What is needed » Gather every line below where "value" appears.

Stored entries
·····

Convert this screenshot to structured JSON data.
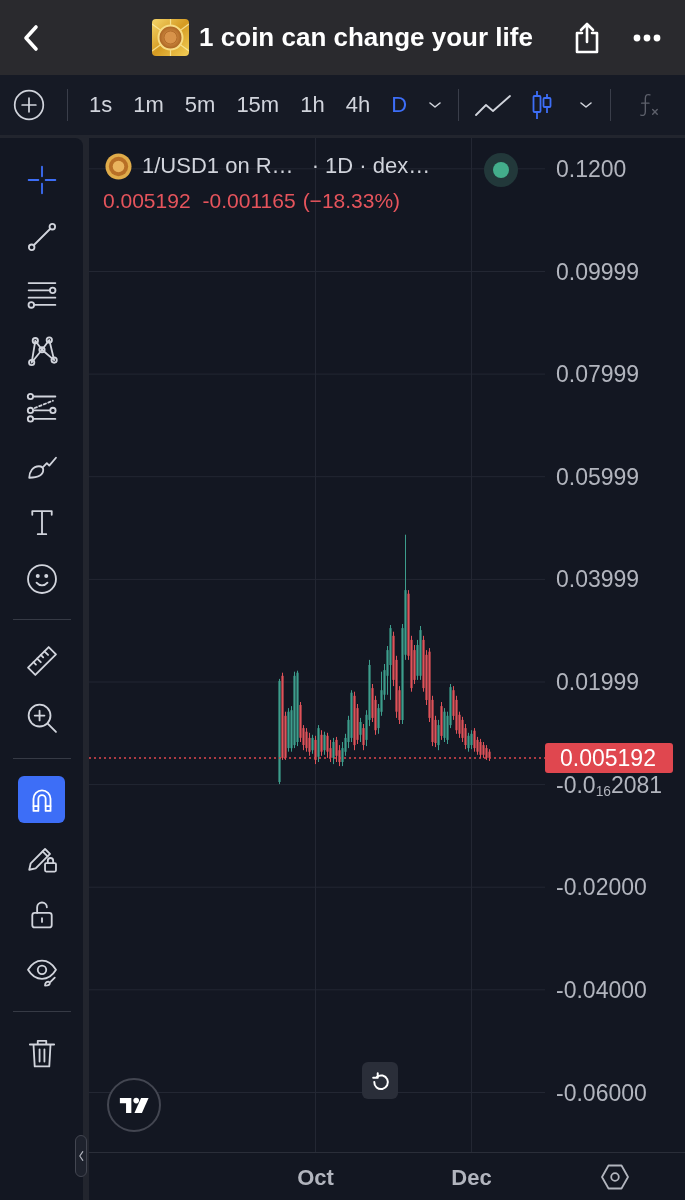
{
  "header": {
    "title": "1 coin can change your life"
  },
  "toolbar": {
    "intervals": [
      {
        "label": "1s",
        "selected": false
      },
      {
        "label": "1m",
        "selected": false
      },
      {
        "label": "5m",
        "selected": false
      },
      {
        "label": "15m",
        "selected": false
      },
      {
        "label": "1h",
        "selected": false
      },
      {
        "label": "4h",
        "selected": false
      },
      {
        "label": "D",
        "selected": true
      }
    ],
    "chart_types": [
      {
        "kind": "line",
        "selected": false
      },
      {
        "kind": "candles",
        "selected": true
      }
    ]
  },
  "drawing_tools": {
    "tool_groups": [
      {
        "tools": [
          {
            "kind": "crosshair",
            "selected": true
          },
          {
            "kind": "trend-line",
            "selected": false
          },
          {
            "kind": "horizontal-lines",
            "selected": false
          },
          {
            "kind": "pattern",
            "selected": false
          },
          {
            "kind": "fib",
            "selected": false
          },
          {
            "kind": "brush",
            "selected": false
          },
          {
            "kind": "text",
            "selected": false
          },
          {
            "kind": "emoji",
            "selected": false
          }
        ]
      },
      {
        "tools": [
          {
            "kind": "ruler",
            "selected": false
          },
          {
            "kind": "zoom",
            "selected": false
          }
        ]
      }
    ],
    "toggles": [
      {
        "kind": "magnet",
        "on": true
      },
      {
        "kind": "pencil-lock",
        "on": false
      },
      {
        "kind": "lock",
        "on": false
      },
      {
        "kind": "eye",
        "on": false
      }
    ],
    "actions": [
      {
        "kind": "trash"
      }
    ]
  },
  "chart": {
    "legend": {
      "symbol": "1/USD1 on R…",
      "details": "· 1D · dex…",
      "last": "0.005192",
      "change": "-0.001165",
      "change_percent": "(−18.33%)"
    },
    "chart_data": {
      "type": "candlestick",
      "grid": true,
      "categories": [
        null,
        null,
        null,
        null,
        null,
        null,
        null,
        null,
        null,
        null,
        null,
        null,
        null,
        null,
        null,
        null,
        null,
        null,
        null,
        null,
        null,
        null,
        null,
        null,
        null,
        null,
        null,
        null,
        null,
        null,
        null,
        null,
        null,
        null,
        null,
        null,
        null,
        null,
        null,
        null,
        null,
        null,
        null,
        null,
        null,
        null,
        null,
        null,
        null,
        null,
        null,
        null,
        null,
        null,
        null,
        null,
        null,
        null,
        null,
        null,
        null,
        null,
        null,
        null,
        null,
        null,
        null,
        null,
        null,
        null,
        null,
        null,
        null,
        null,
        null,
        "Oct",
        null,
        null,
        null,
        null,
        null,
        null,
        null,
        null,
        null,
        null,
        null,
        null,
        null,
        null,
        null,
        null,
        null,
        null,
        null,
        null,
        null,
        null,
        null,
        null,
        null,
        null,
        null,
        null,
        null,
        null,
        null,
        null,
        null,
        null,
        null,
        null,
        null,
        null,
        null,
        null,
        null,
        null,
        null,
        null,
        null,
        null,
        null,
        null,
        null,
        null,
        null,
        "Dec",
        null,
        null,
        null,
        null,
        null,
        null,
        null,
        null,
        null,
        null,
        null,
        null,
        null,
        null,
        null,
        null,
        null,
        null,
        null,
        null,
        null,
        null,
        null,
        null
      ],
      "ohlc": [
        null,
        null,
        null,
        null,
        null,
        null,
        null,
        null,
        null,
        null,
        null,
        null,
        null,
        null,
        null,
        null,
        null,
        null,
        null,
        null,
        null,
        null,
        null,
        null,
        null,
        null,
        null,
        null,
        null,
        null,
        null,
        null,
        null,
        null,
        null,
        null,
        null,
        null,
        null,
        null,
        null,
        null,
        null,
        null,
        null,
        null,
        null,
        null,
        null,
        null,
        null,
        null,
        null,
        null,
        null,
        null,
        null,
        null,
        null,
        null,
        null,
        null,
        null,
        [
          0.0005,
          0.0206,
          0.0001,
          0.0202
        ],
        [
          0.0212,
          0.0218,
          0.0048,
          0.0052
        ],
        [
          0.0134,
          0.0142,
          0.0048,
          0.0052
        ],
        [
          0.0071,
          0.0149,
          0.0064,
          0.0142
        ],
        [
          0.0071,
          0.0153,
          0.0064,
          0.0145
        ],
        [
          0.0077,
          0.022,
          0.0071,
          0.0212
        ],
        [
          0.0083,
          0.0222,
          0.0075,
          0.0218
        ],
        [
          0.0155,
          0.0161,
          0.0083,
          0.0091
        ],
        [
          0.011,
          0.0116,
          0.0067,
          0.0077
        ],
        [
          0.0103,
          0.011,
          0.0064,
          0.0071
        ],
        [
          0.0091,
          0.0101,
          0.0056,
          0.0064
        ],
        [
          0.0067,
          0.0097,
          0.006,
          0.0091
        ],
        [
          0.0087,
          0.0095,
          0.004,
          0.0048
        ],
        [
          0.0054,
          0.0116,
          0.0044,
          0.011
        ],
        [
          0.0097,
          0.0106,
          0.0056,
          0.0064
        ],
        [
          0.0067,
          0.0103,
          0.0058,
          0.0097
        ],
        [
          0.0095,
          0.0101,
          0.0052,
          0.0064
        ],
        [
          0.0071,
          0.0087,
          0.0044,
          0.0052
        ],
        [
          0.0052,
          0.0091,
          0.004,
          0.0083
        ],
        [
          0.0087,
          0.0093,
          0.0044,
          0.0056
        ],
        [
          0.0067,
          0.0077,
          0.0036,
          0.0044
        ],
        [
          0.0044,
          0.0083,
          0.0036,
          0.0071
        ],
        [
          0.0064,
          0.0099,
          0.0056,
          0.0091
        ],
        [
          0.0083,
          0.0134,
          0.0071,
          0.0126
        ],
        [
          0.0091,
          0.0184,
          0.0083,
          0.0179
        ],
        [
          0.0173,
          0.0181,
          0.0067,
          0.0077
        ],
        [
          0.0149,
          0.0157,
          0.0079,
          0.0087
        ],
        [
          0.0097,
          0.013,
          0.0083,
          0.0122
        ],
        [
          0.011,
          0.0118,
          0.0067,
          0.0077
        ],
        [
          0.0087,
          0.0145,
          0.0075,
          0.0136
        ],
        [
          0.0126,
          0.0243,
          0.0114,
          0.0233
        ],
        [
          0.0188,
          0.0196,
          0.0122,
          0.013
        ],
        [
          0.0165,
          0.0173,
          0.0097,
          0.0106
        ],
        [
          0.011,
          0.0157,
          0.0099,
          0.0149
        ],
        [
          0.0142,
          0.022,
          0.0134,
          0.0184
        ],
        [
          0.0175,
          0.0235,
          0.0165,
          0.0223
        ],
        [
          0.0212,
          0.027,
          0.0175,
          0.0262
        ],
        [
          0.0233,
          0.0311,
          0.0165,
          0.0305
        ],
        [
          0.029,
          0.0298,
          0.0192,
          0.0204
        ],
        [
          0.0243,
          0.0251,
          0.013,
          0.0142
        ],
        [
          0.0184,
          0.0192,
          0.0118,
          0.0126
        ],
        [
          0.0126,
          0.0313,
          0.0118,
          0.0305
        ],
        [
          0.0253,
          0.0487,
          0.0243,
          0.0379
        ],
        [
          0.0372,
          0.0379,
          0.0243,
          0.0251
        ],
        [
          0.0282,
          0.029,
          0.0181,
          0.0188
        ],
        [
          0.0262,
          0.0272,
          0.0196,
          0.0204
        ],
        [
          0.0212,
          0.0282,
          0.0204,
          0.0272
        ],
        [
          0.0212,
          0.0309,
          0.0204,
          0.0301
        ],
        [
          0.0282,
          0.029,
          0.0181,
          0.0188
        ],
        [
          0.0253,
          0.0262,
          0.0155,
          0.0165
        ],
        [
          0.0259,
          0.0266,
          0.0122,
          0.013
        ],
        [
          0.0165,
          0.0173,
          0.0075,
          0.0083
        ],
        [
          0.0126,
          0.0134,
          0.0073,
          0.0081
        ],
        [
          0.0077,
          0.0126,
          0.0067,
          0.0116
        ],
        [
          0.0153,
          0.0161,
          0.0087,
          0.0095
        ],
        [
          0.0091,
          0.0149,
          0.0083,
          0.0142
        ],
        [
          0.0087,
          0.0142,
          0.0079,
          0.0134
        ],
        [
          0.0116,
          0.0196,
          0.011,
          0.019
        ],
        [
          0.0184,
          0.0192,
          0.0126,
          0.0134
        ],
        [
          0.0165,
          0.0173,
          0.0099,
          0.0106
        ],
        [
          0.0136,
          0.0142,
          0.0091,
          0.0099
        ],
        [
          0.0126,
          0.0132,
          0.0083,
          0.0091
        ],
        [
          0.011,
          0.0118,
          0.0069,
          0.0077
        ],
        [
          0.0071,
          0.0101,
          0.0064,
          0.0095
        ],
        [
          0.0077,
          0.0106,
          0.0069,
          0.0099
        ],
        [
          0.0105,
          0.011,
          0.0064,
          0.0071
        ],
        [
          0.0087,
          0.0093,
          0.0058,
          0.0064
        ],
        [
          0.0083,
          0.0089,
          0.0052,
          0.0058
        ],
        [
          0.0077,
          0.0083,
          0.0052,
          0.0058
        ],
        [
          0.0071,
          0.0077,
          0.0048,
          0.0052
        ],
        [
          0.0064,
          0.0069,
          0.0046,
          0.005192
        ],
        null,
        null,
        null,
        null,
        null,
        null,
        null,
        null,
        null,
        null,
        null,
        null,
        null,
        null,
        null,
        null,
        null,
        null
      ],
      "ylim": [
        -0.0716,
        0.126
      ],
      "yticks": [
        {
          "value": 0.12,
          "label": "0.1200"
        },
        {
          "value": 0.09999,
          "label": "0.09999"
        },
        {
          "value": 0.07999,
          "label": "0.07999"
        },
        {
          "value": 0.05999,
          "label": "0.05999"
        },
        {
          "value": 0.03999,
          "label": "0.03999"
        },
        {
          "value": 0.01999,
          "label": "0.01999"
        },
        {
          "value": -2.081e-17,
          "label": "-0.0$_{16}$2081"
        },
        {
          "value": -0.02,
          "label": "-0.02000"
        },
        {
          "value": -0.04,
          "label": "-0.04000"
        },
        {
          "value": -0.06,
          "label": "-0.06000"
        }
      ],
      "ref_lines": [
        {
          "axis": "y",
          "value": 0.005192,
          "label": "0.005192"
        }
      ]
    }
  }
}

·····

Full answer »
          "value": 0.12,
          "value": 0.09999,
          "value": 0.07999,
          "value": 0.05999,
          "value": 0.03999,
          "value": 0.01999,
          "value": -2.081e-17,
          "value": -0.02,
          "value": -0.04,
          "value": -0.06,
          "value": 0.005192,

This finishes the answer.